:: SET TASK ::
Reproduce all lines of the listing below in which the word "medical" occurs.

-- Start of SUPPLIED RECORDS --

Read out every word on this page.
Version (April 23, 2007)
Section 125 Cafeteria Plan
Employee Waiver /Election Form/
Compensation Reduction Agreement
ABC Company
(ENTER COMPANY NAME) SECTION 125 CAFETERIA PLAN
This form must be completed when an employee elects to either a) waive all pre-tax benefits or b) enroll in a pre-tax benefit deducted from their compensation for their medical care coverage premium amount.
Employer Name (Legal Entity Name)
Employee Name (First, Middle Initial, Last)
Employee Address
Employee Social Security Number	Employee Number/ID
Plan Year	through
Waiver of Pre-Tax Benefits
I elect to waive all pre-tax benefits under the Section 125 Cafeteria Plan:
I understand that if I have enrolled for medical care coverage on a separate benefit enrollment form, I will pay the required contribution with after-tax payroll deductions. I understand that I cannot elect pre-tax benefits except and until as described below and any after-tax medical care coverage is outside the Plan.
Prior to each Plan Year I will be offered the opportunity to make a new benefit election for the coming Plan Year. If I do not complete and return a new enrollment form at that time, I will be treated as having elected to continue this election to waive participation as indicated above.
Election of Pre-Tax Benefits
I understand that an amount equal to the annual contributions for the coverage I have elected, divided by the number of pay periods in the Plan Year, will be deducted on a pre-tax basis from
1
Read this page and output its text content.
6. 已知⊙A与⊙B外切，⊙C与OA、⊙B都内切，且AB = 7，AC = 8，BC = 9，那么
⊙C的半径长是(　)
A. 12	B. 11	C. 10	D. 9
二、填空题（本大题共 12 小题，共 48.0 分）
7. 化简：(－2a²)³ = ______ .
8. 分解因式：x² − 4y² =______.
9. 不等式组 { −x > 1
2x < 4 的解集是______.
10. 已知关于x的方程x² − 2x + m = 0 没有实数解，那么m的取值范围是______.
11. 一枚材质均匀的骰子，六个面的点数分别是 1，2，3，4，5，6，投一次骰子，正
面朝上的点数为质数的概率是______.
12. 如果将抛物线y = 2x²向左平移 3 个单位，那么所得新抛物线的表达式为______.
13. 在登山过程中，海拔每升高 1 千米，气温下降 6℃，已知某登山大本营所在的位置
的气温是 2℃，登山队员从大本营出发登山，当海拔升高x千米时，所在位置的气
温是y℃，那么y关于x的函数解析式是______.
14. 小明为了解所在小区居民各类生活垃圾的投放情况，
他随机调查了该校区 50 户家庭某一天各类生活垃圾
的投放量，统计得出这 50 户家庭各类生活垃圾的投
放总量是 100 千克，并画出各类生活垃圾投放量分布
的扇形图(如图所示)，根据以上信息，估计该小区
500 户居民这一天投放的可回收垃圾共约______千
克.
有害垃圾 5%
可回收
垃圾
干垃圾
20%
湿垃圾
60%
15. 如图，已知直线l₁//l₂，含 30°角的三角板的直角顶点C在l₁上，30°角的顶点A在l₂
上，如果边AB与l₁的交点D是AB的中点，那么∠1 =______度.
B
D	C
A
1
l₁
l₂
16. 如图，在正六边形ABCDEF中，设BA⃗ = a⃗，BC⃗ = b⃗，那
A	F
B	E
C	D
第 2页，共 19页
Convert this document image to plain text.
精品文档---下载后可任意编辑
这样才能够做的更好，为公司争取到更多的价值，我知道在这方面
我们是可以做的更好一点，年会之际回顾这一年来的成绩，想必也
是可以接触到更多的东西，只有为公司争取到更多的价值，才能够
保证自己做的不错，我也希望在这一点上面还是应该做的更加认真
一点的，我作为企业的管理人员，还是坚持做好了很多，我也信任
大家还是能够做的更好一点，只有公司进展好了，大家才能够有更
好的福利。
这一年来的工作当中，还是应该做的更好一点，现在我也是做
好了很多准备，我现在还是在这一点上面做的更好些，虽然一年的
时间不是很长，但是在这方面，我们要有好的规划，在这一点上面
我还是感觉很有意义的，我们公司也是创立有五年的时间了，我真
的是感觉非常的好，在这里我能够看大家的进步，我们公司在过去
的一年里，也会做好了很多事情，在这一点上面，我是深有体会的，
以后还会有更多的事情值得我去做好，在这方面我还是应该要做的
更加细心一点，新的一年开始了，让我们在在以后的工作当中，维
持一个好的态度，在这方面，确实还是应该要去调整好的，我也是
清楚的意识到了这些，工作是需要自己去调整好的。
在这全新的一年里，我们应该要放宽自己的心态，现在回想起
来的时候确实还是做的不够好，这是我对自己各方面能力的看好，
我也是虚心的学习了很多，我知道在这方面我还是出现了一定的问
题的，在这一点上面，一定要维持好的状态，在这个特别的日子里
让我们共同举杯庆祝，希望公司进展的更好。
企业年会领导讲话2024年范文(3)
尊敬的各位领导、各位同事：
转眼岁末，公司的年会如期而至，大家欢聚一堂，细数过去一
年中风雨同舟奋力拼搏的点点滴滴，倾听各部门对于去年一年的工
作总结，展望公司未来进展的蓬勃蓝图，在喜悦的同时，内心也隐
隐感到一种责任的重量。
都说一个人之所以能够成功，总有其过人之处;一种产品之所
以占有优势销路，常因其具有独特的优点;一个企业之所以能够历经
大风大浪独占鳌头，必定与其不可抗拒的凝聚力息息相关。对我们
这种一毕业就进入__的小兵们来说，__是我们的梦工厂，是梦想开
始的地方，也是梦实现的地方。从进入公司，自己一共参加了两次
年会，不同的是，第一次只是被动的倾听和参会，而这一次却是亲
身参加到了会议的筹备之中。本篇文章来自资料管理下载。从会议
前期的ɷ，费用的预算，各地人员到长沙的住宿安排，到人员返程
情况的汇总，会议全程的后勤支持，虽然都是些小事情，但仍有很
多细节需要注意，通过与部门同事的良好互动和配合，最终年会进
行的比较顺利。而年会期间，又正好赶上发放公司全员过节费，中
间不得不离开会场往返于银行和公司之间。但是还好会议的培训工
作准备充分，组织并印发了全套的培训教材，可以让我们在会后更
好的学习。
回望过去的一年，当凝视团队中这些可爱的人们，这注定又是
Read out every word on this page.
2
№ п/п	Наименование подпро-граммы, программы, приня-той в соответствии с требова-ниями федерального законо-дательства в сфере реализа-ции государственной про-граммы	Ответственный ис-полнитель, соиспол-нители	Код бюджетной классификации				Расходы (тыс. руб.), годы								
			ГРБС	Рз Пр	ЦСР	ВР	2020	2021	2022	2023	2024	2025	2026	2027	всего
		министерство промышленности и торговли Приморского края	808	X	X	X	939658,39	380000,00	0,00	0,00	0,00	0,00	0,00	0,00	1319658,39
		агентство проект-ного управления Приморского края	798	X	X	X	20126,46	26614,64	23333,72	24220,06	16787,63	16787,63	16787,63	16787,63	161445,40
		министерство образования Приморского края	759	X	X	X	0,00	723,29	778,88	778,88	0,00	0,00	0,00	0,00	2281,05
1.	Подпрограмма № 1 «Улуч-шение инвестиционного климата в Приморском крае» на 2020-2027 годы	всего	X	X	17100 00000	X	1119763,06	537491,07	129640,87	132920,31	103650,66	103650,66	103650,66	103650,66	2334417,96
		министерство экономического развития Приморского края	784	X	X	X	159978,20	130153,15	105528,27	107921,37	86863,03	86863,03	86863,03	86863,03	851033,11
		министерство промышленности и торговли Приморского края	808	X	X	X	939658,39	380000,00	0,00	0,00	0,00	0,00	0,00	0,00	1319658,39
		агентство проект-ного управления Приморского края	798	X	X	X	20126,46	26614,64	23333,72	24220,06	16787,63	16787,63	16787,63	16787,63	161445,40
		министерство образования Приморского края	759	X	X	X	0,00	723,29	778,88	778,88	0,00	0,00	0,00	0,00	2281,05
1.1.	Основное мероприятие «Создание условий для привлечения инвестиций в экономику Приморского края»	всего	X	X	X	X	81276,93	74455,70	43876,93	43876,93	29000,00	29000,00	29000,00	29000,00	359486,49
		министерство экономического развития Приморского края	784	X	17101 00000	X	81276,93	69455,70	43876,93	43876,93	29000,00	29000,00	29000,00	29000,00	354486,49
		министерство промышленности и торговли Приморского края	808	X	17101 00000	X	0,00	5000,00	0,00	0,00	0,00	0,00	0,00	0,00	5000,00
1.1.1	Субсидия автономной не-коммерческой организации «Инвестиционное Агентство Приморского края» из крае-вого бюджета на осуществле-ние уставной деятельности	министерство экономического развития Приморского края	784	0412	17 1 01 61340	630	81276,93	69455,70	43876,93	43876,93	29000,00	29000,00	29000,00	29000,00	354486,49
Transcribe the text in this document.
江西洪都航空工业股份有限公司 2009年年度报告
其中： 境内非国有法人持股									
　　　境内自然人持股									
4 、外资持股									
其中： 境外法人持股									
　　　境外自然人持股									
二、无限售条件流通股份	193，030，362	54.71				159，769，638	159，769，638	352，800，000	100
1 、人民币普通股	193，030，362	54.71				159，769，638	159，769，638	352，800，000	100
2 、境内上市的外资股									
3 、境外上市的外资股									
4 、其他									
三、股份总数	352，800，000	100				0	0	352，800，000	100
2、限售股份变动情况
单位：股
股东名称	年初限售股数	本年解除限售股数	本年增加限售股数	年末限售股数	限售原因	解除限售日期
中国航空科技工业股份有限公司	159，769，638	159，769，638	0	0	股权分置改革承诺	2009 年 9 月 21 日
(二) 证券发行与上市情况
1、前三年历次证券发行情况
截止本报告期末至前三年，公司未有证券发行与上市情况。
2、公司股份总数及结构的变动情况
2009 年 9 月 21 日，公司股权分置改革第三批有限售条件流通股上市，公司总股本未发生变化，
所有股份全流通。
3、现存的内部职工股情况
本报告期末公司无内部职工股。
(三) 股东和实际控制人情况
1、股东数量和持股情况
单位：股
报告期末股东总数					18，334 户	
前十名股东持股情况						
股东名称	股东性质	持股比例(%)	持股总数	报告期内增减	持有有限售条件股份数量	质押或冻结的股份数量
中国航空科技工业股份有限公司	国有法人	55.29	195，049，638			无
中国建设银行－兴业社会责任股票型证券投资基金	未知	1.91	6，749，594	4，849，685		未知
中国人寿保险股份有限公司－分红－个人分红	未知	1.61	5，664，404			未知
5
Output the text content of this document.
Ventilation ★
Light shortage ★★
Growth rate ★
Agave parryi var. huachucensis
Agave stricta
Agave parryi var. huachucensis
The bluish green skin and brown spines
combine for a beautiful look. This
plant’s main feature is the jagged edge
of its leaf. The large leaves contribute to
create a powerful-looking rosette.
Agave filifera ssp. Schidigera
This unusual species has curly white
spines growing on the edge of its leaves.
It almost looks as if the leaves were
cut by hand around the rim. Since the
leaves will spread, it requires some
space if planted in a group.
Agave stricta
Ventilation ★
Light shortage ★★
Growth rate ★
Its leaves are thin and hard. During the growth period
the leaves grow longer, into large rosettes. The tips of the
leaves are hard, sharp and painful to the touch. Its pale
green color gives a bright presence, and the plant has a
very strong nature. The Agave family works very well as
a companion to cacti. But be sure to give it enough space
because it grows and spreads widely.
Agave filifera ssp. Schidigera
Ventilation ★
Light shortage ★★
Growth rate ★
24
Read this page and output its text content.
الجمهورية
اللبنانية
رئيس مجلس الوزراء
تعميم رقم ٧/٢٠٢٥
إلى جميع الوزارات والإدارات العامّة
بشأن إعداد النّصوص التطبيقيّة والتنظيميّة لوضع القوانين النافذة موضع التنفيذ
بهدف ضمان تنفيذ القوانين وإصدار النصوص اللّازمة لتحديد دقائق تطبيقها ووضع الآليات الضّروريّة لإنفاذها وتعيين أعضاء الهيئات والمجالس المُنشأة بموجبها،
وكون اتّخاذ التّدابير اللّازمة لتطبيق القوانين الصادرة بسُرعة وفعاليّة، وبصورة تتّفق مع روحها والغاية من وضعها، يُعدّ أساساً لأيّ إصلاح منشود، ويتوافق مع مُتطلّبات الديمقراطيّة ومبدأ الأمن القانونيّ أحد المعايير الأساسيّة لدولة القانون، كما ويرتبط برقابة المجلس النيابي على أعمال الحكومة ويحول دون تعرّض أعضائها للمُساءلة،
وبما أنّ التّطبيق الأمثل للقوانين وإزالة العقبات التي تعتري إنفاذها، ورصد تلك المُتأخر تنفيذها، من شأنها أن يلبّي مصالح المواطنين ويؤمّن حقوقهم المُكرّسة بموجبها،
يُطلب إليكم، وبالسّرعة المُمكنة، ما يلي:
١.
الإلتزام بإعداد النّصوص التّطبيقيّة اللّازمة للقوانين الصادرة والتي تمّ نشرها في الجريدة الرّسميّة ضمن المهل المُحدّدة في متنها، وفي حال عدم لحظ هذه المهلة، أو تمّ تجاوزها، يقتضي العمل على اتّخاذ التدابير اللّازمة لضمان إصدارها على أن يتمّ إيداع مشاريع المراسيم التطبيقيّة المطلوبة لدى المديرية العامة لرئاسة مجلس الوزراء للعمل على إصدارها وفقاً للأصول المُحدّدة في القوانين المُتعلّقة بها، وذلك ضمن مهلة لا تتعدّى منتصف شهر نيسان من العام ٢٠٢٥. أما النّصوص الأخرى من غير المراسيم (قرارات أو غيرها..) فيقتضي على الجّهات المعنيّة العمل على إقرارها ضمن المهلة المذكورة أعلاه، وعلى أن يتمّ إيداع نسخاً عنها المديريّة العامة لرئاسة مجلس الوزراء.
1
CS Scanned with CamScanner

-- End of SUPPLIED RECORDS --

:: EXERCISE RESULT ::
This form must be completed when an employee elects to either a) waive all pre-tax benefits or b) enroll in a pre-tax benefit deducted from their compensation for their medical care coverage premium amount.
I understand that if I have enrolled for medical care coverage on a separate benefit enrollment form, I will pay the required contribution with after-tax payroll deductions. I understand that I cannot elect pre-tax benefits except and until as described below and any after-tax medical care coverage is outside the Plan.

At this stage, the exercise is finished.